## [Prompt]
Can the data below be echoed back word for word?

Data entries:
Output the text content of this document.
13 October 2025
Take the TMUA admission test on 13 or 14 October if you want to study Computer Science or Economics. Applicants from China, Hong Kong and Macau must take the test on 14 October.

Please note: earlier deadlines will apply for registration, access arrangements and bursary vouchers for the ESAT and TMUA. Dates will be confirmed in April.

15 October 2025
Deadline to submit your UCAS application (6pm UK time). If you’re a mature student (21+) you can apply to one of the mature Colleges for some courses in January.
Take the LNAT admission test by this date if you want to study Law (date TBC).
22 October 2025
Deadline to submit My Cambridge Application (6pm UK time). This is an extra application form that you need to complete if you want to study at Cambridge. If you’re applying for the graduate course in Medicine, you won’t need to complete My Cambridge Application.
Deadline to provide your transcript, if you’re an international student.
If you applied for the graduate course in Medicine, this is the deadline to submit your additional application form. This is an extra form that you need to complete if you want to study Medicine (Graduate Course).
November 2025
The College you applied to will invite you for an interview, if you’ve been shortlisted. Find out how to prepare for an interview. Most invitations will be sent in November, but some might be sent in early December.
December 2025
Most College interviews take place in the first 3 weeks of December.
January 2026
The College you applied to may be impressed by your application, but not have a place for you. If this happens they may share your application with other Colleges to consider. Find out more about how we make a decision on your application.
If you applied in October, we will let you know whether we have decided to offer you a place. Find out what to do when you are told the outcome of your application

## [Solution to the problem]
Output the text content of this document.
13 October 2025
Take the TMUA admission test on 13 or 14 October if you want to study Computer Science or Economics. Applicants from China, Hong Kong and Macau must take the test on 14 October.

Please note: earlier deadlines will apply for registration, access arrangements and bursary vouchers for the ESAT and TMUA. Dates will be confirmed in April.

15 October 2025
Deadline to submit your UCAS application (6pm UK time). If you’re a mature student (21+) you can apply to one of the mature Colleges for some courses in January.
Take the LNAT admission test by this date if you want to study Law (date TBC).
22 October 2025
Deadline to submit My Cambridge Application (6pm UK time). This is an extra application form that you need to complete if you want to study at Cambridge. If you’re applying for the graduate course in Medicine, you won’t need to complete My Cambridge Application.
Deadline to provide your transcript, if you’re an international student.
If you applied for the graduate course in Medicine, this is the deadline to submit your additional application form. This is an extra form that you need to complete if you want to study Medicine (Graduate Course).
November 2025
The College you applied to will invite you for an interview, if you’ve been shortlisted. Find out how to prepare for an interview. Most invitations will be sent in November, but some might be sent in early December.
December 2025
Most College interviews take place in the first 3 weeks of December.
January 2026
The College you applied to may be impressed by your application, but not have a place for you. If this happens they may share your application with other Colleges to consider. Find out more about how we make a decision on your application.
If you applied in October, we will let you know whether we have decided to offer you a place. Find out what to do when you are told the outcome of your application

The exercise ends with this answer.